Extracted data:
*-*-*
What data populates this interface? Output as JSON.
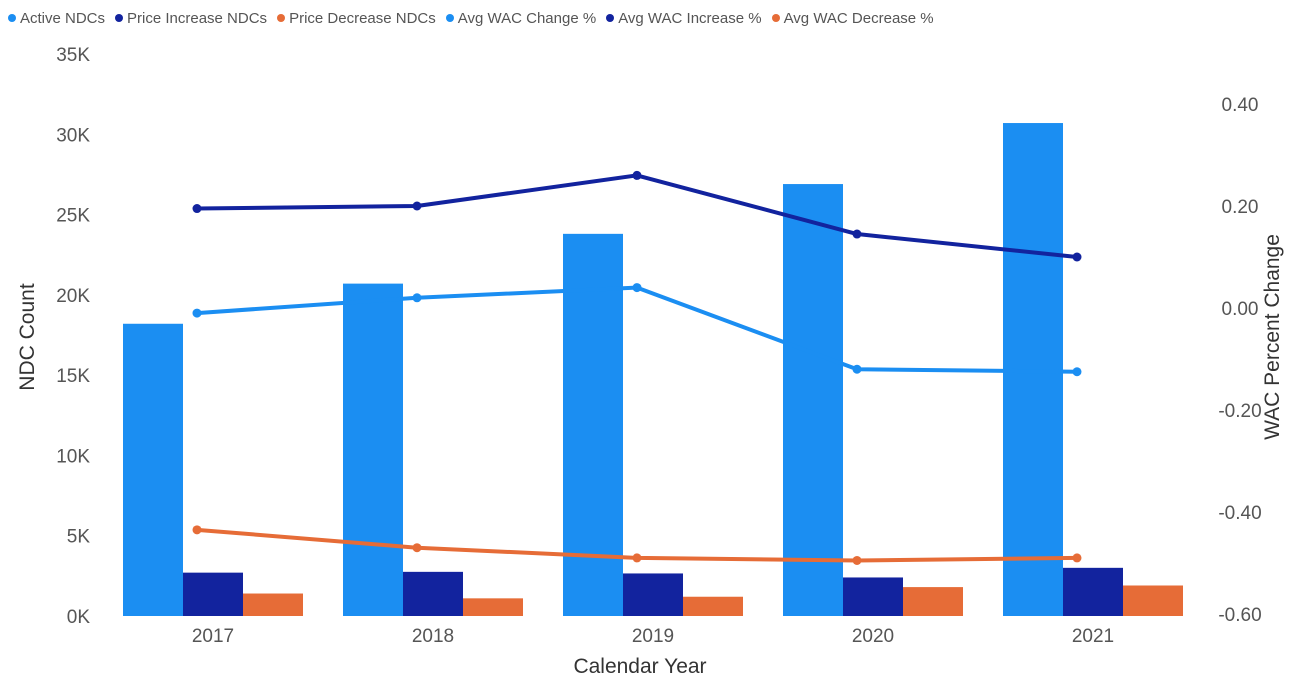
{
  "chart_data": {
    "type": "bar",
    "title": "",
    "xlabel": "Calendar Year",
    "ylabel": "NDC Count",
    "y2label": "WAC Percent Change",
    "categories": [
      "2017",
      "2018",
      "2019",
      "2020",
      "2021"
    ],
    "ylim": [
      0,
      35000
    ],
    "yticks": [
      "0K",
      "5K",
      "10K",
      "15K",
      "20K",
      "25K",
      "30K",
      "35K"
    ],
    "y2lim": [
      -0.6,
      0.4
    ],
    "y2ticks": [
      "-0.60",
      "-0.40",
      "-0.20",
      "0.00",
      "0.20",
      "0.40"
    ],
    "legend_position": "top-left",
    "grid": false,
    "series": [
      {
        "name": "Active NDCs",
        "kind": "bar",
        "axis": "left",
        "color": "#1b8ef2",
        "values": [
          18200,
          20700,
          23800,
          26900,
          30700
        ]
      },
      {
        "name": "Price Increase NDCs",
        "kind": "bar",
        "axis": "left",
        "color": "#12239e",
        "values": [
          2700,
          2750,
          2650,
          2400,
          3000
        ]
      },
      {
        "name": "Price Decrease NDCs",
        "kind": "bar",
        "axis": "left",
        "color": "#e66c37",
        "values": [
          1400,
          1100,
          1200,
          1800,
          1900
        ]
      },
      {
        "name": "Avg WAC Change %",
        "kind": "line",
        "axis": "right",
        "color": "#1b8ef2",
        "values": [
          -0.01,
          0.02,
          0.04,
          -0.12,
          -0.125
        ]
      },
      {
        "name": "Avg WAC Increase %",
        "kind": "line",
        "axis": "right",
        "color": "#12239e",
        "values": [
          0.195,
          0.2,
          0.26,
          0.145,
          0.1
        ]
      },
      {
        "name": "Avg WAC Decrease %",
        "kind": "line",
        "axis": "right",
        "color": "#e66c37",
        "values": [
          -0.435,
          -0.47,
          -0.49,
          -0.495,
          -0.49
        ]
      }
    ]
  }
}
*-*-*
Task details: Copy out every line of the listing that contains the string "Price".

Task solution:
        "name": "Price Increase NDCs",
        "name": "Price Decrease NDCs",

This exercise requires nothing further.